Provided data:
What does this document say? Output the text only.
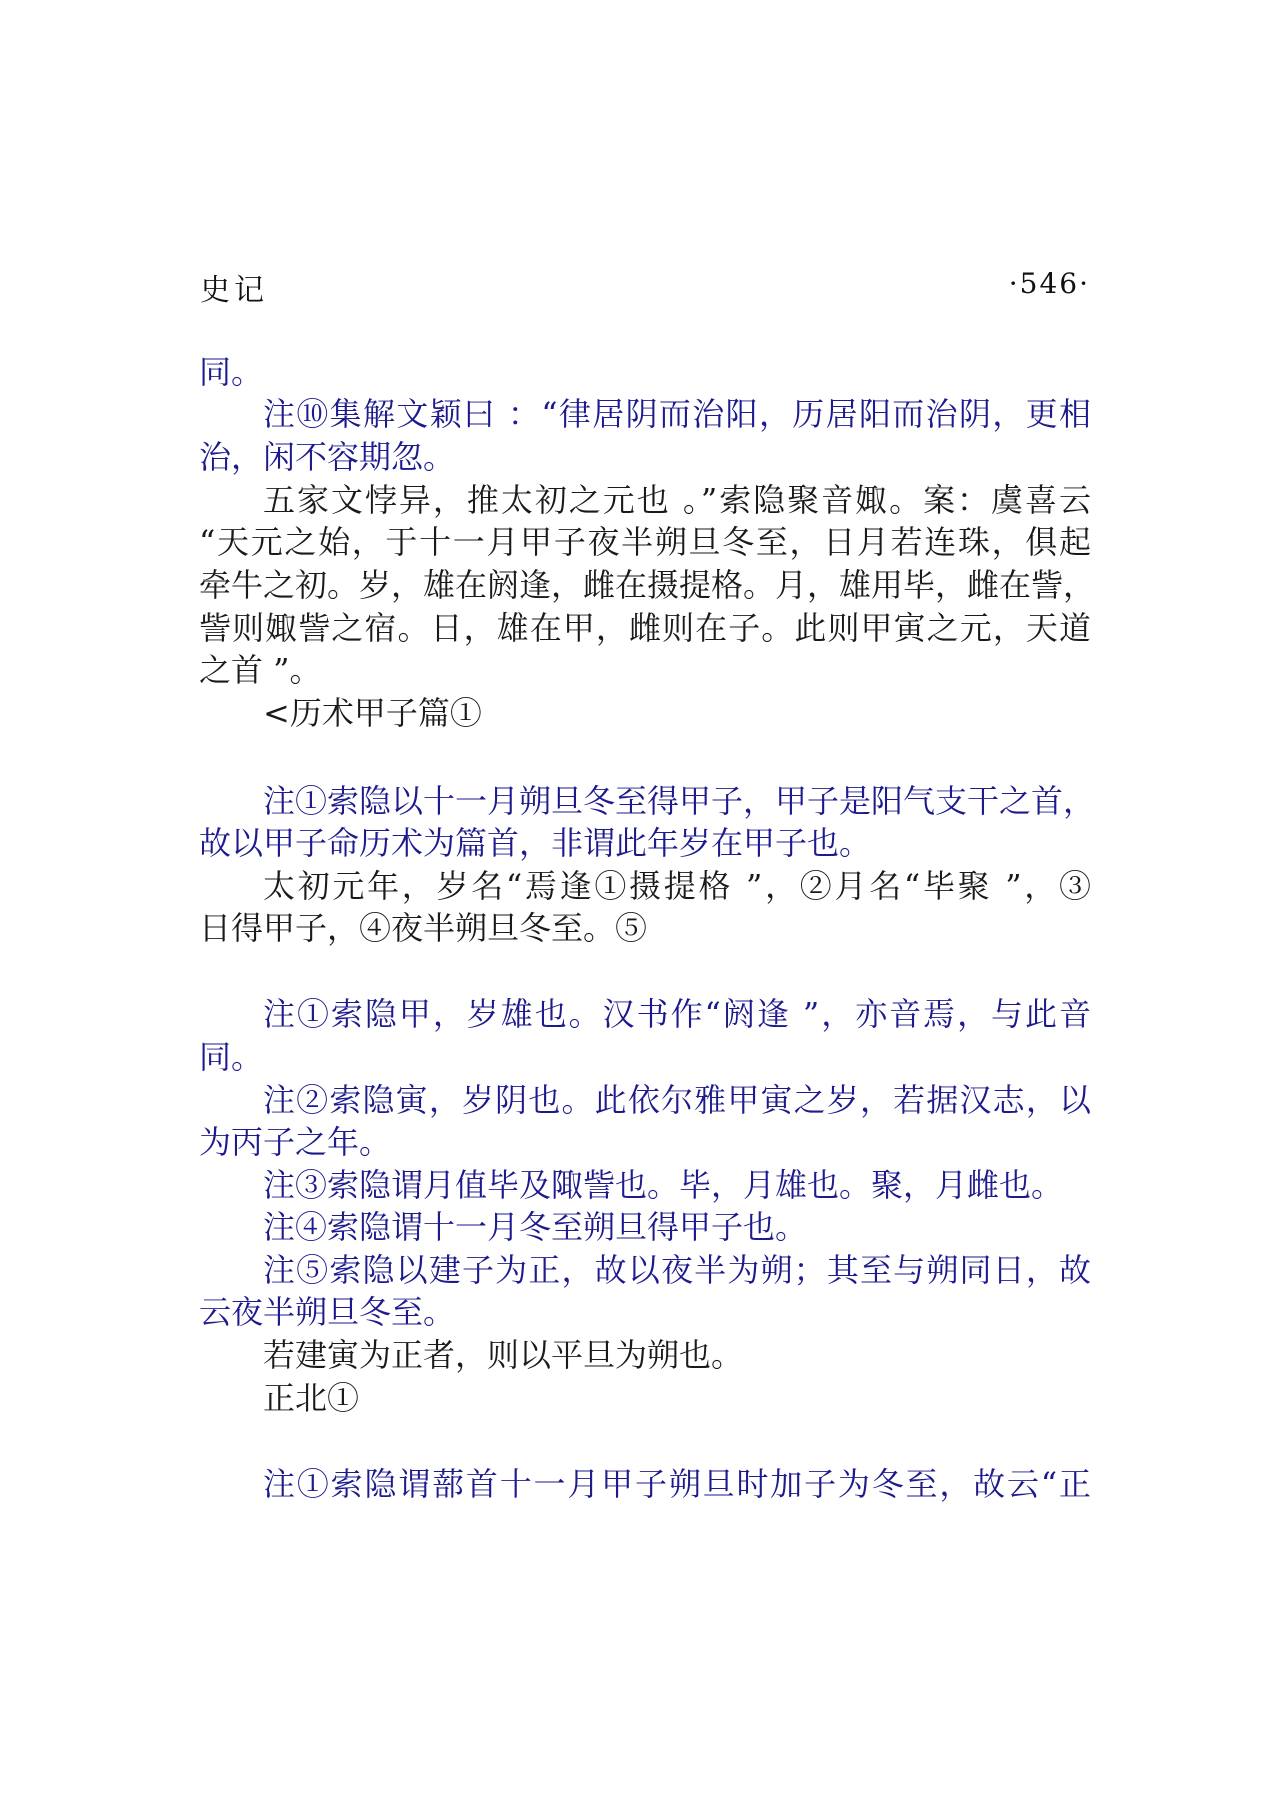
史记	·546·
同。
注⑩集解文颖曰 ：“律居阴而治阳，历居阳而治阴，更相
治，闲不容期忽。
五家文悖异，推太初之元也 。”索隐聚音娵。案：虞喜云
“天元之始，于十一月甲子夜半朔旦冬至，日月若连珠，俱起
牵牛之初。岁，雄在阏逢，雌在摄提格。月，雄用毕，雌在訾，
訾则娵訾之宿。日，雄在甲，雌则在子。此则甲寅之元，天道
之首 ”。
<历术甲子篇①
注①索隐以十一月朔旦冬至得甲子，甲子是阳气支干之首，
故以甲子命历术为篇首，非谓此年岁在甲子也。
太初元年，岁名“焉逢①摄提格 ”，②月名“毕聚 ”，③
日得甲子，④夜半朔旦冬至。⑤
注①索隐甲，岁雄也。汉书作“阏逢 ”，亦音焉，与此音
同。
注②索隐寅，岁阴也。此依尔雅甲寅之岁，若据汉志，以
为丙子之年。
注③索隐谓月值毕及陬訾也。毕，月雄也。聚，月雌也。
注④索隐谓十一月冬至朔旦得甲子也。
注⑤索隐以建子为正，故以夜半为朔；其至与朔同日，故
云夜半朔旦冬至。
若建寅为正者，则以平旦为朔也。
正北①
注①索隐谓蔀首十一月甲子朔旦时加子为冬至，故云“正
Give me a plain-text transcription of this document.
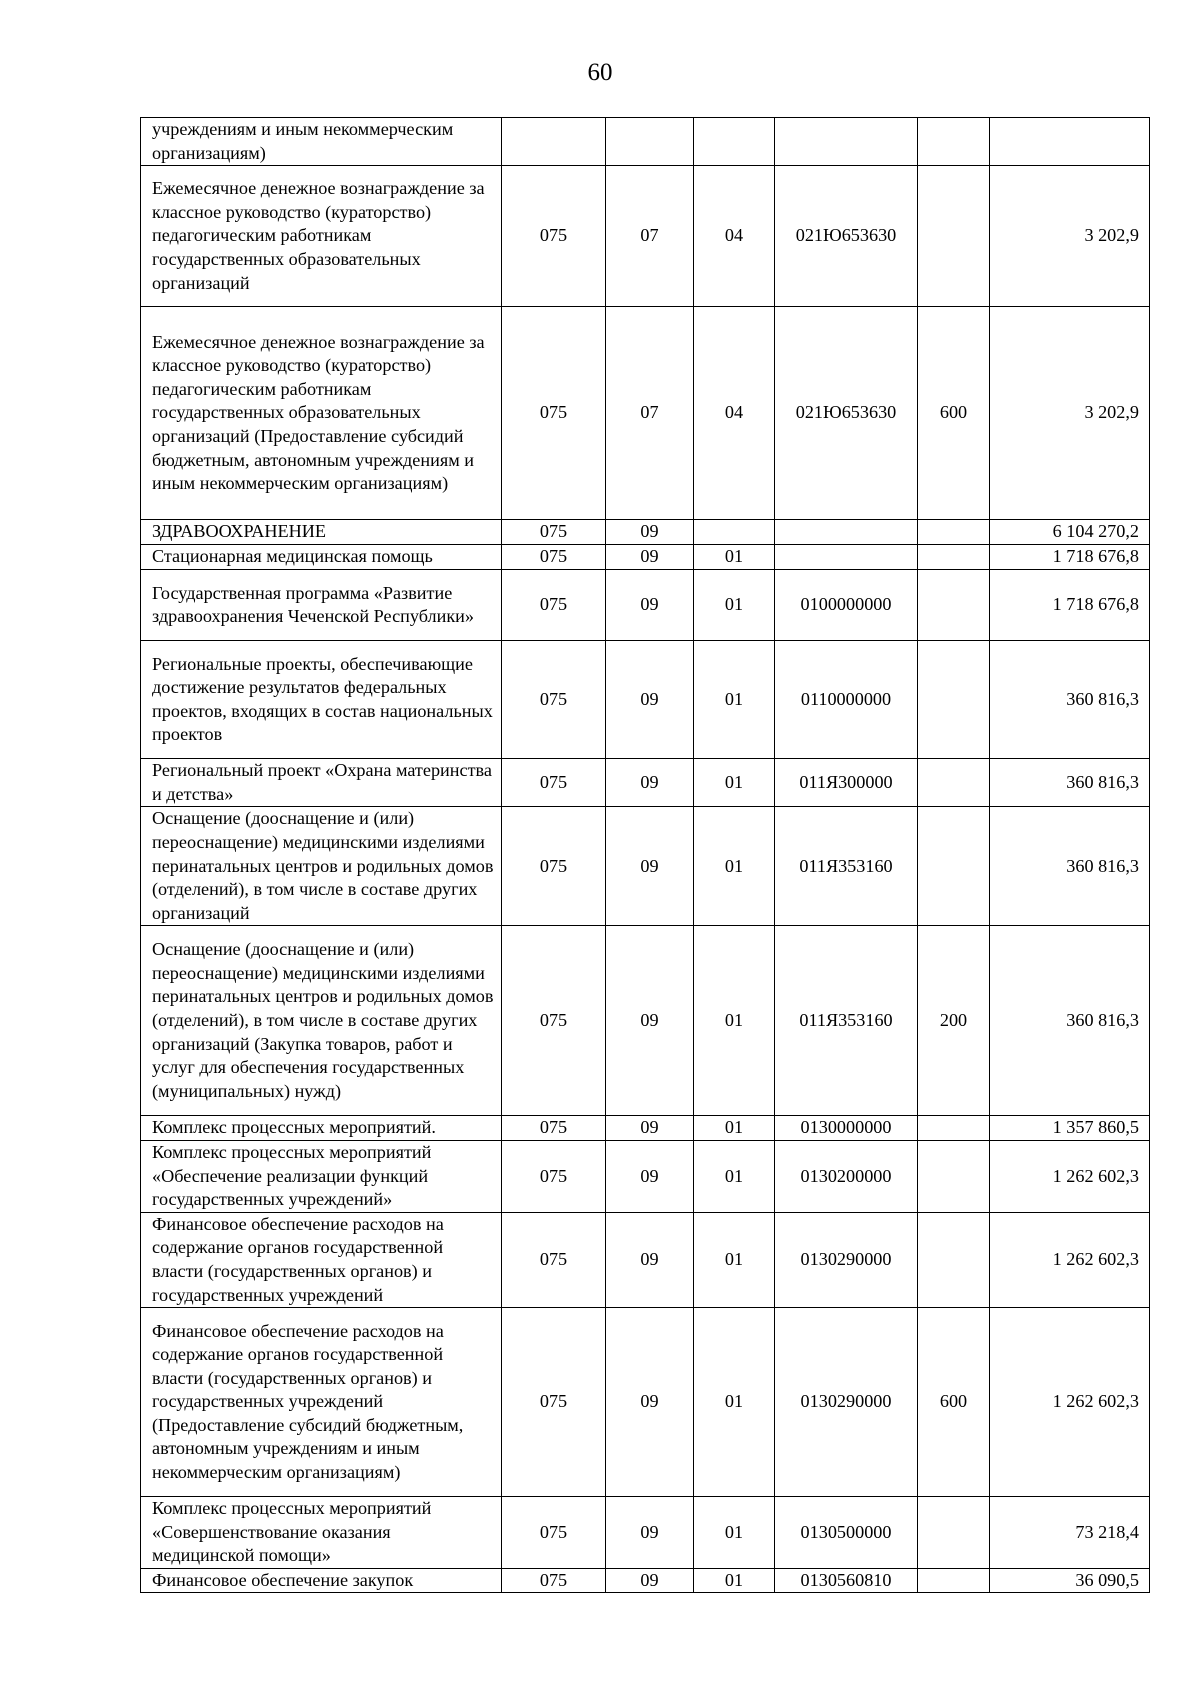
60
учреждениям и иным некоммерческим организациям)						
Ежемесячное денежное вознаграждение за классное руководство (кураторство) педагогическим работникам государственных образовательных организаций	075	07	04	021Ю653630		3 202,9
Ежемесячное денежное вознаграждение за классное руководство (кураторство) педагогическим работникам государственных образовательных организаций (Предоставление субсидий бюджетным, автономным учреждениям и иным некоммерческим организациям)	075	07	04	021Ю653630	600	3 202,9
ЗДРАВООХРАНЕНИЕ	075	09				6 104 270,2
Стационарная медицинская помощь	075	09	01			1 718 676,8
Государственная программа «Развитие здравоохранения Чеченской Республики»	075	09	01	0100000000		1 718 676,8
Региональные проекты, обеспечивающие достижение результатов федеральных проектов, входящих в состав национальных проектов	075	09	01	0110000000		360 816,3
Региональный проект «Охрана материнства и детства»	075	09	01	011Я300000		360 816,3
Оснащение (дооснащение и (или) переоснащение) медицинскими изделиями перинатальных центров и родильных домов (отделений), в том числе в составе других организаций	075	09	01	011Я353160		360 816,3
Оснащение (дооснащение и (или) переоснащение) медицинскими изделиями перинатальных центров и родильных домов (отделений), в том числе в составе других организаций (Закупка товаров, работ и услуг для обеспечения государственных (муниципальных) нужд)	075	09	01	011Я353160	200	360 816,3
Комплекс процессных мероприятий.	075	09	01	0130000000		1 357 860,5
Комплекс процессных мероприятий «Обеспечение реализации функций государственных учреждений»	075	09	01	0130200000		1 262 602,3
Финансовое обеспечение расходов на содержание органов государственной власти (государственных органов) и государственных учреждений	075	09	01	0130290000		1 262 602,3
Финансовое обеспечение расходов на содержание органов государственной власти (государственных органов) и государственных учреждений (Предоставление субсидий бюджетным, автономным учреждениям и иным некоммерческим организациям)	075	09	01	0130290000	600	1 262 602,3
Комплекс процессных мероприятий «Совершенствование оказания медицинской помощи»	075	09	01	0130500000		73 218,4
Финансовое обеспечение закупок	075	09	01	0130560810		36 090,5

What to do: Take the records above and transcribe them exactly, dropping every picture.

Response for this exercise:
What does this document say? Output the text only.
史记	·546·
同。
注⑩集解文颖曰 ：“律居阴而治阳，历居阳而治阴，更相
治，闲不容期忽。
五家文悖异，推太初之元也 。”索隐聚音娵。案：虞喜云
“天元之始，于十一月甲子夜半朔旦冬至，日月若连珠，俱起
牵牛之初。岁，雄在阏逢，雌在摄提格。月，雄用毕，雌在訾，
訾则娵訾之宿。日，雄在甲，雌则在子。此则甲寅之元，天道
之首 ”。
<历术甲子篇①
注①索隐以十一月朔旦冬至得甲子，甲子是阳气支干之首，
故以甲子命历术为篇首，非谓此年岁在甲子也。
太初元年，岁名“焉逢①摄提格 ”，②月名“毕聚 ”，③
日得甲子，④夜半朔旦冬至。⑤
注①索隐甲，岁雄也。汉书作“阏逢 ”，亦音焉，与此音
同。
注②索隐寅，岁阴也。此依尔雅甲寅之岁，若据汉志，以
为丙子之年。
注③索隐谓月值毕及陬訾也。毕，月雄也。聚，月雌也。
注④索隐谓十一月冬至朔旦得甲子也。
注⑤索隐以建子为正，故以夜半为朔；其至与朔同日，故
云夜半朔旦冬至。
若建寅为正者，则以平旦为朔也。
正北①
注①索隐谓蔀首十一月甲子朔旦时加子为冬至，故云“正
Give me a plain-text transcription of this document.
60
учреждениям и иным некоммерческим организациям)						
Ежемесячное денежное вознаграждение за классное руководство (кураторство) педагогическим работникам государственных образовательных организаций	075	07	04	021Ю653630		3 202,9
Ежемесячное денежное вознаграждение за классное руководство (кураторство) педагогическим работникам государственных образовательных организаций (Предоставление субсидий бюджетным, автономным учреждениям и иным некоммерческим организациям)	075	07	04	021Ю653630	600	3 202,9
ЗДРАВООХРАНЕНИЕ	075	09				6 104 270,2
Стационарная медицинская помощь	075	09	01			1 718 676,8
Государственная программа «Развитие здравоохранения Чеченской Республики»	075	09	01	0100000000		1 718 676,8
Региональные проекты, обеспечивающие достижение результатов федеральных проектов, входящих в состав национальных проектов	075	09	01	0110000000		360 816,3
Региональный проект «Охрана материнства и детства»	075	09	01	011Я300000		360 816,3
Оснащение (дооснащение и (или) переоснащение) медицинскими изделиями перинатальных центров и родильных домов (отделений), в том числе в составе других организаций	075	09	01	011Я353160		360 816,3
Оснащение (дооснащение и (или) переоснащение) медицинскими изделиями перинатальных центров и родильных домов (отделений), в том числе в составе других организаций (Закупка товаров, работ и услуг для обеспечения государственных (муниципальных) нужд)	075	09	01	011Я353160	200	360 816,3
Комплекс процессных мероприятий.	075	09	01	0130000000		1 357 860,5
Комплекс процессных мероприятий «Обеспечение реализации функций государственных учреждений»	075	09	01	0130200000		1 262 602,3
Финансовое обеспечение расходов на содержание органов государственной власти (государственных органов) и государственных учреждений	075	09	01	0130290000		1 262 602,3
Финансовое обеспечение расходов на содержание органов государственной власти (государственных органов) и государственных учреждений (Предоставление субсидий бюджетным, автономным учреждениям и иным некоммерческим организациям)	075	09	01	0130290000	600	1 262 602,3
Комплекс процессных мероприятий «Совершенствование оказания медицинской помощи»	075	09	01	0130500000		73 218,4
Финансовое обеспечение закупок	075	09	01	0130560810		36 090,5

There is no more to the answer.